╭─ RECORD LIST
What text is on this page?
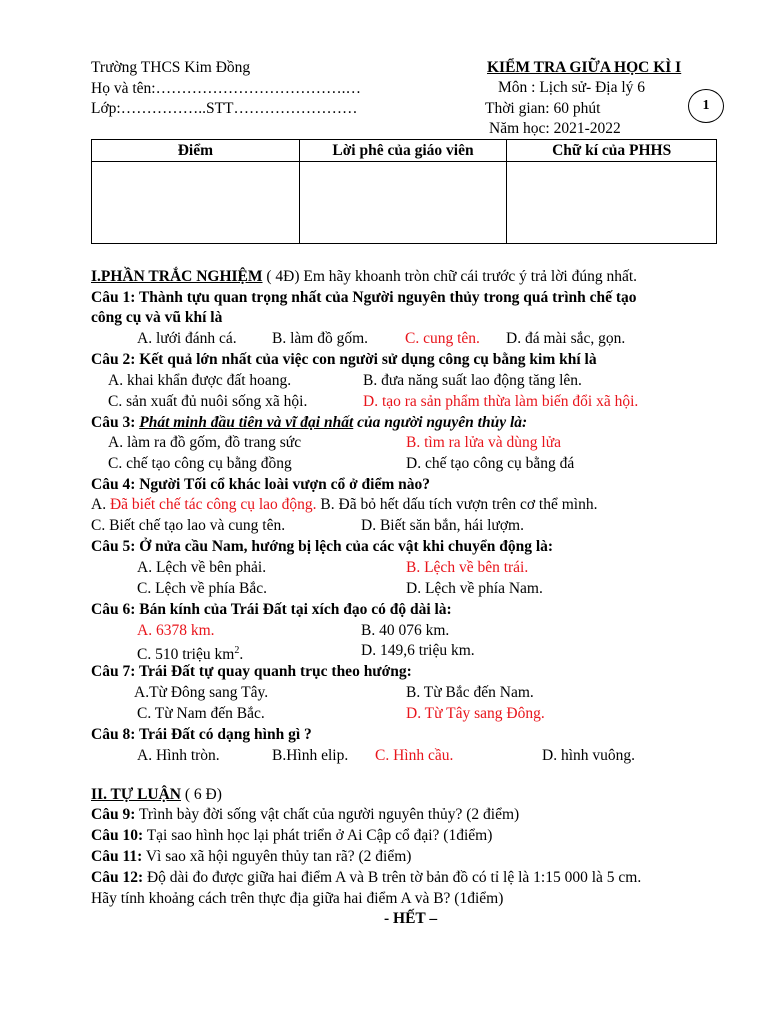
Trường THCS Kim Đồng
Họ và tên:……………………………….…
Lớp:……………..STT……………………
KIỂM TRA GIỮA HỌC KÌ I
Môn : Lịch sử- Địa lý 6
Thời gian: 60 phút
Năm học: 2021-2022
1
Điểm	Lời phê của giáo viên	Chữ kí của PHHS

I.PHẦN TRẮC NGHIỆM ( 4Đ) Em hãy khoanh tròn chữ cái trước ý trả lời đúng nhất.
Câu 1: Thành tựu quan trọng nhất của Người nguyên thủy trong quá trình chế tạo
công cụ và vũ khí là
A. lưới đánh cá. B. làm đồ gốm. C. cung tên. D. đá mài sắc, gọn.
Câu 2: Kết quả lớn nhất của việc con người sử dụng công cụ bằng kim khí là
A. khai khẩn được đất hoang.	B. đưa năng suất lao động tăng lên.
C. sản xuất đủ nuôi sống xã hội.	D. tạo ra sản phẩm thừa làm biến đổi xã hội.
Câu 3: Phát minh đầu tiên và vĩ đại nhất của người nguyên thủy là:
A. làm ra đồ gốm, đồ trang sức	B. tìm ra lửa và dùng lửa
C. chế tạo công cụ bằng đồng	D. chế tạo công cụ bằng đá
Câu 4: Người Tối cổ khác loài vượn cổ ở điểm nào?
A. Đã biết chế tác công cụ lao động. B. Đã bỏ hết dấu tích vượn trên cơ thể mình.
C. Biết chế tạo lao và cung tên.	D. Biết săn bắn, hái lượm.
Câu 5: Ở nửa cầu Nam, hướng bị lệch của các vật khi chuyển động là:
A. Lệch về bên phải.	B. Lệch về bên trái.
C. Lệch về phía Bắc.	D. Lệch về phía Nam.
Câu 6: Bán kính của Trái Đất tại xích đạo có độ dài là:
A. 6378 km.	B. 40 076 km.
C. 510 triệu $km^2$.	D. 149,6 triệu km.
Câu 7: Trái Đất tự quay quanh trục theo hướng:
A.Từ Đông sang Tây.	B. Từ Bắc đến Nam.
C. Từ Nam đến Bắc.	D. Từ Tây sang Đông.
Câu 8: Trái Đất có dạng hình gì ?
A. Hình tròn.	B.Hình elip. C. Hình cầu.	D. hình vuông.
II. TỰ LUẬN ( 6 Đ)
Câu 9: Trình bày đời sống vật chất của người nguyên thủy? (2 điểm)
Câu 10: Tại sao hình học lại phát triển ở Ai Cập cổ đại? (1điểm)
Câu 11: Vì sao xã hội nguyên thủy tan rã? (2 điểm)
Câu 12: Độ dài đo được giữa hai điểm A và B trên tờ bản đồ có tỉ lệ là 1:15 000 là 5 cm.
Hãy tính khoảng cách trên thực địa giữa hai điểm A và B? (1điểm)
- HẾT –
╰─
= STATED EXERCISE =
Output the lines above in full and exactly as given, omitting any pictures.

= ANSWER FOR THE TASK =
What text is on this page?
Trường THCS Kim Đồng
Họ và tên:……………………………….…
Lớp:……………..STT……………………
KIỂM TRA GIỮA HỌC KÌ I
Môn : Lịch sử- Địa lý 6
Thời gian: 60 phút
Năm học: 2021-2022
1
Điểm	Lời phê của giáo viên	Chữ kí của PHHS

I.PHẦN TRẮC NGHIỆM ( 4Đ) Em hãy khoanh tròn chữ cái trước ý trả lời đúng nhất.
Câu 1: Thành tựu quan trọng nhất của Người nguyên thủy trong quá trình chế tạo
công cụ và vũ khí là
A. lưới đánh cá. B. làm đồ gốm. C. cung tên. D. đá mài sắc, gọn.
Câu 2: Kết quả lớn nhất của việc con người sử dụng công cụ bằng kim khí là
A. khai khẩn được đất hoang.	B. đưa năng suất lao động tăng lên.
C. sản xuất đủ nuôi sống xã hội.	D. tạo ra sản phẩm thừa làm biến đổi xã hội.
Câu 3: Phát minh đầu tiên và vĩ đại nhất của người nguyên thủy là:
A. làm ra đồ gốm, đồ trang sức	B. tìm ra lửa và dùng lửa
C. chế tạo công cụ bằng đồng	D. chế tạo công cụ bằng đá
Câu 4: Người Tối cổ khác loài vượn cổ ở điểm nào?
A. Đã biết chế tác công cụ lao động. B. Đã bỏ hết dấu tích vượn trên cơ thể mình.
C. Biết chế tạo lao và cung tên.	D. Biết săn bắn, hái lượm.
Câu 5: Ở nửa cầu Nam, hướng bị lệch của các vật khi chuyển động là:
A. Lệch về bên phải.	B. Lệch về bên trái.
C. Lệch về phía Bắc.	D. Lệch về phía Nam.
Câu 6: Bán kính của Trái Đất tại xích đạo có độ dài là:
A. 6378 km.	B. 40 076 km.
C. 510 triệu $km^2$.	D. 149,6 triệu km.
Câu 7: Trái Đất tự quay quanh trục theo hướng:
A.Từ Đông sang Tây.	B. Từ Bắc đến Nam.
C. Từ Nam đến Bắc.	D. Từ Tây sang Đông.
Câu 8: Trái Đất có dạng hình gì ?
A. Hình tròn.	B.Hình elip. C. Hình cầu.	D. hình vuông.
II. TỰ LUẬN ( 6 Đ)
Câu 9: Trình bày đời sống vật chất của người nguyên thủy? (2 điểm)
Câu 10: Tại sao hình học lại phát triển ở Ai Cập cổ đại? (1điểm)
Câu 11: Vì sao xã hội nguyên thủy tan rã? (2 điểm)
Câu 12: Độ dài đo được giữa hai điểm A và B trên tờ bản đồ có tỉ lệ là 1:15 000 là 5 cm.
Hãy tính khoảng cách trên thực địa giữa hai điểm A và B? (1điểm)
- HẾT –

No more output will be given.